### Work required
Which lines hold the word "sigma"? Copy each of them from the material.
------------------------------
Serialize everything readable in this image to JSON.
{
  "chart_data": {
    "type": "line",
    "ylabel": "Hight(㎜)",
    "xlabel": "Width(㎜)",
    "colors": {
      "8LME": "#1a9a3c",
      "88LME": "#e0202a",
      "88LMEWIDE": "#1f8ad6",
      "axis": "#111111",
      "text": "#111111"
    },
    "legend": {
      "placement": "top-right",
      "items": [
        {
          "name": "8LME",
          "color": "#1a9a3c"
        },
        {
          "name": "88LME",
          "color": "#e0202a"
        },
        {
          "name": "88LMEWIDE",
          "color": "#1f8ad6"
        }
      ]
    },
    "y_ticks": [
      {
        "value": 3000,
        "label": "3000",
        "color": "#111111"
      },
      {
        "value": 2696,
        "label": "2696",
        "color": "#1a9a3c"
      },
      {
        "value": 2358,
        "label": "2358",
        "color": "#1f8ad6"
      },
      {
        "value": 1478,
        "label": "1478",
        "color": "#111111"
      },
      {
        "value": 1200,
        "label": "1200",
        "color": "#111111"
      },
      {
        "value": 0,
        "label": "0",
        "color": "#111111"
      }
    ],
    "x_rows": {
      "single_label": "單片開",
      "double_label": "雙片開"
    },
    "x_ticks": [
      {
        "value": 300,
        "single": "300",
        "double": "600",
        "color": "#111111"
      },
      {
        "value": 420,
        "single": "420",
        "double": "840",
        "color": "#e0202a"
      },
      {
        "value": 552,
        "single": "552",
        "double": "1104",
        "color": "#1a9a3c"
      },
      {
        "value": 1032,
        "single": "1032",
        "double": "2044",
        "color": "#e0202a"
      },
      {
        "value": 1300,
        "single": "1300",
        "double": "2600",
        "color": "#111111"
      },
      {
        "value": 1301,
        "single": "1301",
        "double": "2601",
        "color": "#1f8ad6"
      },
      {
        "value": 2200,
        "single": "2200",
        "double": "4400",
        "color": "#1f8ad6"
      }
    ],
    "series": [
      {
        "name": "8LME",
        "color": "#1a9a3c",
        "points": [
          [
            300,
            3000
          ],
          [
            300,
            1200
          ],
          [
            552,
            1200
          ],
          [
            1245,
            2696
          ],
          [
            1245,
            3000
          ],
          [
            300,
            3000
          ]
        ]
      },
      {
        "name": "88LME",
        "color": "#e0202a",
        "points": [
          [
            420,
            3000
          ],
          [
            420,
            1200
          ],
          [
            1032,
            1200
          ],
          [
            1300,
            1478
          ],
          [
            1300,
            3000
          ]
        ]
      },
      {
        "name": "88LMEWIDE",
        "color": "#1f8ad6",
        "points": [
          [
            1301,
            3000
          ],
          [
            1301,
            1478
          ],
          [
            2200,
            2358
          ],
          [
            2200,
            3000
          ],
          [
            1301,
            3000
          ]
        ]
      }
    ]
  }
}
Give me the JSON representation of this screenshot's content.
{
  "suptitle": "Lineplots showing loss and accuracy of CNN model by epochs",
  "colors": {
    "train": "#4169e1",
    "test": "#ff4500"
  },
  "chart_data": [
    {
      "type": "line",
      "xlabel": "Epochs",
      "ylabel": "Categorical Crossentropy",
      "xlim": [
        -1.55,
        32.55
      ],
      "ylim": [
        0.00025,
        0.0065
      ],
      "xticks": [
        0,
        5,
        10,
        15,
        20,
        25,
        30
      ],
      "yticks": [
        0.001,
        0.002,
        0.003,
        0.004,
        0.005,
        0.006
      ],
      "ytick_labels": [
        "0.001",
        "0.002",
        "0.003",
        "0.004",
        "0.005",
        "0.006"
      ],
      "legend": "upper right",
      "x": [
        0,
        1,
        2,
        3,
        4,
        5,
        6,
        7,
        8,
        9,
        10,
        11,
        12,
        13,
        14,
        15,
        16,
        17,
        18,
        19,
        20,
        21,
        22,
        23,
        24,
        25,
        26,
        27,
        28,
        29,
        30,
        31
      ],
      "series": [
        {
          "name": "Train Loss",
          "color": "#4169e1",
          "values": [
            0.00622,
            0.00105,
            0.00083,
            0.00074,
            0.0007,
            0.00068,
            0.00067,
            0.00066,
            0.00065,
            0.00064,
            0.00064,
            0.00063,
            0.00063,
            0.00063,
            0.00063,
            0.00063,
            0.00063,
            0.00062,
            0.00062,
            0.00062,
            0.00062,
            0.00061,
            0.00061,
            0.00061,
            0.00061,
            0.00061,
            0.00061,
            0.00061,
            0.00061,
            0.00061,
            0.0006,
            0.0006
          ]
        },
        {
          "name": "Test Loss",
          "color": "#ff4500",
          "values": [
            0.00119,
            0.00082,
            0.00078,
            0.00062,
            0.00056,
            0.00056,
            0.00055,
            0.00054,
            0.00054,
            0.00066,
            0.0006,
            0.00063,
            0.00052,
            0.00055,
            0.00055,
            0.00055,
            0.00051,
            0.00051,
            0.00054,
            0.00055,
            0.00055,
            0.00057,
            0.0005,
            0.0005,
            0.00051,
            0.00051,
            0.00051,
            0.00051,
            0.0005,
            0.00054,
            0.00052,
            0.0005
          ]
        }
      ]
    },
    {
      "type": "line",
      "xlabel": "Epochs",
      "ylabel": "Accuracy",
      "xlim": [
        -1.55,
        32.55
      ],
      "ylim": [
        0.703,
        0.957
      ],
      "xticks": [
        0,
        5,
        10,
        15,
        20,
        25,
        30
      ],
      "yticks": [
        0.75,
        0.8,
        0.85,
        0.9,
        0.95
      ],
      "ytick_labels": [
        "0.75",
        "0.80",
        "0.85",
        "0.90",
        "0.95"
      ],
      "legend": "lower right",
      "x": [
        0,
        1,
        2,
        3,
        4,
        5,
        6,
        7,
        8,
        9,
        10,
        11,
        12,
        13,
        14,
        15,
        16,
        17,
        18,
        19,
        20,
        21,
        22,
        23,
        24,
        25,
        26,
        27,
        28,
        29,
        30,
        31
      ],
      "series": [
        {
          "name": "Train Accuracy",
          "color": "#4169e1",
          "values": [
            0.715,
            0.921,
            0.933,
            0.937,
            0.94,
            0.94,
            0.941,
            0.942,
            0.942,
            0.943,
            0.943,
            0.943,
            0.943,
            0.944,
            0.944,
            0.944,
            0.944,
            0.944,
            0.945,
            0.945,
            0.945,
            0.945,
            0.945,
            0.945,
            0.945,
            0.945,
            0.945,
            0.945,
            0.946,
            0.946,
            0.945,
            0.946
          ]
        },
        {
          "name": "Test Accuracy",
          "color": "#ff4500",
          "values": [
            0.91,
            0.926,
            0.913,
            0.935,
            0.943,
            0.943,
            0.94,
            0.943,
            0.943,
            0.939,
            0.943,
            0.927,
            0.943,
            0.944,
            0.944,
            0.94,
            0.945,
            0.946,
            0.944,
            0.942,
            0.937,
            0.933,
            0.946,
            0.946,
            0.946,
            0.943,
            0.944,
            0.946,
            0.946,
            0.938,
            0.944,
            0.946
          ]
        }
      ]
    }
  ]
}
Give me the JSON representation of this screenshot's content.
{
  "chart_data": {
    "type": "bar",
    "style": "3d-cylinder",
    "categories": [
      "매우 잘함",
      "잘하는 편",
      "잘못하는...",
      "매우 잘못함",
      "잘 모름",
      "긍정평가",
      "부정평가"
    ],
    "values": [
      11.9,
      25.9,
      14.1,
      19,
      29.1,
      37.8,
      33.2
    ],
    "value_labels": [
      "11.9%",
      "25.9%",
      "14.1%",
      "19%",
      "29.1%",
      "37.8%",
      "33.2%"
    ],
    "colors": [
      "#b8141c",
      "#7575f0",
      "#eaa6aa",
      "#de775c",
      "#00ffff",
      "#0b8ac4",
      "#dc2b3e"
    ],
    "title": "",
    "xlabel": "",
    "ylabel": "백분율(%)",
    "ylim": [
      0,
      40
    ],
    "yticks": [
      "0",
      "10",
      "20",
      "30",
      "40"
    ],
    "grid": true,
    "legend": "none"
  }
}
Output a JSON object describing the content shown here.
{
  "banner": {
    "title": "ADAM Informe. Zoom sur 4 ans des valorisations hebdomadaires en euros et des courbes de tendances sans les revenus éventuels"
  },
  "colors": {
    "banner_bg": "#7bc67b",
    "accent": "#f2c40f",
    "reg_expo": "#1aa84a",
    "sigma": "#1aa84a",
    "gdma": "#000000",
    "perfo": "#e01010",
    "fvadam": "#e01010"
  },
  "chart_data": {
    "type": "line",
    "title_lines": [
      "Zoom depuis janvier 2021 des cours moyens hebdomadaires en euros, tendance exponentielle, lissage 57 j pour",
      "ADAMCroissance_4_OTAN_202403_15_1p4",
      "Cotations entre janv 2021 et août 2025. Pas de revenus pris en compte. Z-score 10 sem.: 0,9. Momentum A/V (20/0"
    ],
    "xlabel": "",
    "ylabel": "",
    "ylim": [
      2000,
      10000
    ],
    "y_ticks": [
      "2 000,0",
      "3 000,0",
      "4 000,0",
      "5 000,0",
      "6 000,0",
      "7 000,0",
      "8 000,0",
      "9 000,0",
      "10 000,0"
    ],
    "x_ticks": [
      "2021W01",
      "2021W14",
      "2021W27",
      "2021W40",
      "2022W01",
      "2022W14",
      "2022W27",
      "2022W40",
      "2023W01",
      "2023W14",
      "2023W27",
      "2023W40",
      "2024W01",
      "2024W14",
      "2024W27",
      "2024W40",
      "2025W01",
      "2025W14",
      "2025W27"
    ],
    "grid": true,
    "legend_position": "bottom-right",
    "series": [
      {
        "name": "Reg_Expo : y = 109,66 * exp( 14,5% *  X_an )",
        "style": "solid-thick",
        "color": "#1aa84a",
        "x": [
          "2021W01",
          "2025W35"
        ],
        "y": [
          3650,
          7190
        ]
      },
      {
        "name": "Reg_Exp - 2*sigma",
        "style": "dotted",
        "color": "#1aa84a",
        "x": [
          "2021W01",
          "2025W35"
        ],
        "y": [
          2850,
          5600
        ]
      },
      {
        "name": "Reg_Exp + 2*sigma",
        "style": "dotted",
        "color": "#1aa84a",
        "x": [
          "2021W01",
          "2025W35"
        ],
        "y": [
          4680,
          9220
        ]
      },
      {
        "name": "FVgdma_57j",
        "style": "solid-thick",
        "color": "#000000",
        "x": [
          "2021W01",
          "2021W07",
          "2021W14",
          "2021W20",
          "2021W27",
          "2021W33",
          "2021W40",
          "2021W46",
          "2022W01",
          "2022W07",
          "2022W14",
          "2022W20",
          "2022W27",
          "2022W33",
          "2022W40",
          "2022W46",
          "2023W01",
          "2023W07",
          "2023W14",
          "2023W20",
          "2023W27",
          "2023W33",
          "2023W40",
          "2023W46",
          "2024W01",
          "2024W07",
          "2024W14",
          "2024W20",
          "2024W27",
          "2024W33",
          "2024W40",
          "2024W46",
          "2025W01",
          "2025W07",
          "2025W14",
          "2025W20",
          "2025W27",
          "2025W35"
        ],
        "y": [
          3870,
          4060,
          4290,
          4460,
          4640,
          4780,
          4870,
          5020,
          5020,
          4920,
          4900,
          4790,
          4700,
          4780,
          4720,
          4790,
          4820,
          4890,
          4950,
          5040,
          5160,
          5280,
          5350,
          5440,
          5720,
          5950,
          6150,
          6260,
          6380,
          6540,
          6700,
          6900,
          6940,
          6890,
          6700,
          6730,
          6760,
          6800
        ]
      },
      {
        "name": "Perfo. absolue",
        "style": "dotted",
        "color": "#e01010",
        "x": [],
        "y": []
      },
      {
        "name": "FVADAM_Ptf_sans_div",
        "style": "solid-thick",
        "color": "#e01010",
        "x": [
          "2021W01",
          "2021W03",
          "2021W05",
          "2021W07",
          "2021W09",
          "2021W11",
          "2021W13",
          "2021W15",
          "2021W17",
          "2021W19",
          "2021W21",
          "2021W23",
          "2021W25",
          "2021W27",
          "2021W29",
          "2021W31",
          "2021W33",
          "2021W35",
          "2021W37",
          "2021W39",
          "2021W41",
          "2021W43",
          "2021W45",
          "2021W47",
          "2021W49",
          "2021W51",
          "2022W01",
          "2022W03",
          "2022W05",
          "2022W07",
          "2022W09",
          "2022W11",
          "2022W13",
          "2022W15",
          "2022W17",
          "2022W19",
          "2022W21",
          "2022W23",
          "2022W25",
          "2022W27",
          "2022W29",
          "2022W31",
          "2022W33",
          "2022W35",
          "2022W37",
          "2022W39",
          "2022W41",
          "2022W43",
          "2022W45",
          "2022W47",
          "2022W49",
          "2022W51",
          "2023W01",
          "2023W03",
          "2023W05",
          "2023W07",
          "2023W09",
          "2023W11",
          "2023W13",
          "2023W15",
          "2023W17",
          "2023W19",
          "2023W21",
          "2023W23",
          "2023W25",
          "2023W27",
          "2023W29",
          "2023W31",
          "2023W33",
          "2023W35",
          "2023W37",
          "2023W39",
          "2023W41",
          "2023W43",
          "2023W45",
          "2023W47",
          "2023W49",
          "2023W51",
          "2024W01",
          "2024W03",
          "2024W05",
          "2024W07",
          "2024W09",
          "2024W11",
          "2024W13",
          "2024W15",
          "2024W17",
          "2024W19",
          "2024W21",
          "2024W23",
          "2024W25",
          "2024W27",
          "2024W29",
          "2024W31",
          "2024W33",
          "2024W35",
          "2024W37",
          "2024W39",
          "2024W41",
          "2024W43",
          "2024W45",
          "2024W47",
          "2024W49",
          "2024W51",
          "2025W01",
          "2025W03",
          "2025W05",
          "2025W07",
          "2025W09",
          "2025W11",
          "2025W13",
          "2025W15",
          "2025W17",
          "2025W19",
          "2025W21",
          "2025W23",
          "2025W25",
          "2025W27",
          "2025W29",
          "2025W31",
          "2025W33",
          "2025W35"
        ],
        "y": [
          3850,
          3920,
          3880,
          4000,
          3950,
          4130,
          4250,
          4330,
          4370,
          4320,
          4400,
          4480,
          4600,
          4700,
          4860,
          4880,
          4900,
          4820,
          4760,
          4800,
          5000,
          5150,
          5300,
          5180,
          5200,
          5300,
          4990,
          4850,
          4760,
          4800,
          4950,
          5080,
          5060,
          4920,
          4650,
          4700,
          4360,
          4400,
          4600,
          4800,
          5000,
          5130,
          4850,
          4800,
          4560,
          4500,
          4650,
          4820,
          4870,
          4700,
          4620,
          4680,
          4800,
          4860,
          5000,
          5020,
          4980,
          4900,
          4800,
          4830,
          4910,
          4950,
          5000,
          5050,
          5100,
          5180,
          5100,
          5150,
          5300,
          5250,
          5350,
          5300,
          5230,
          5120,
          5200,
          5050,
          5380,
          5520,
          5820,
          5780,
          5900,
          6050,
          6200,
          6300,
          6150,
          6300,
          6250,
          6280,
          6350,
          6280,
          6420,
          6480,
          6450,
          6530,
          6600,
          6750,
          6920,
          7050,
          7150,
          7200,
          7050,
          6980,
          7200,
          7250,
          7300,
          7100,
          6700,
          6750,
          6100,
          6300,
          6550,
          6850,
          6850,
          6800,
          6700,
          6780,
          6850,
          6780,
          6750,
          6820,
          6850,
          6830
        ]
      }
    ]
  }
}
------------------------------
### Final result
    "sigma": "#1aa84a",
        "name": "Reg_Exp - 2*sigma",
        "name": "Reg_Exp + 2*sigma",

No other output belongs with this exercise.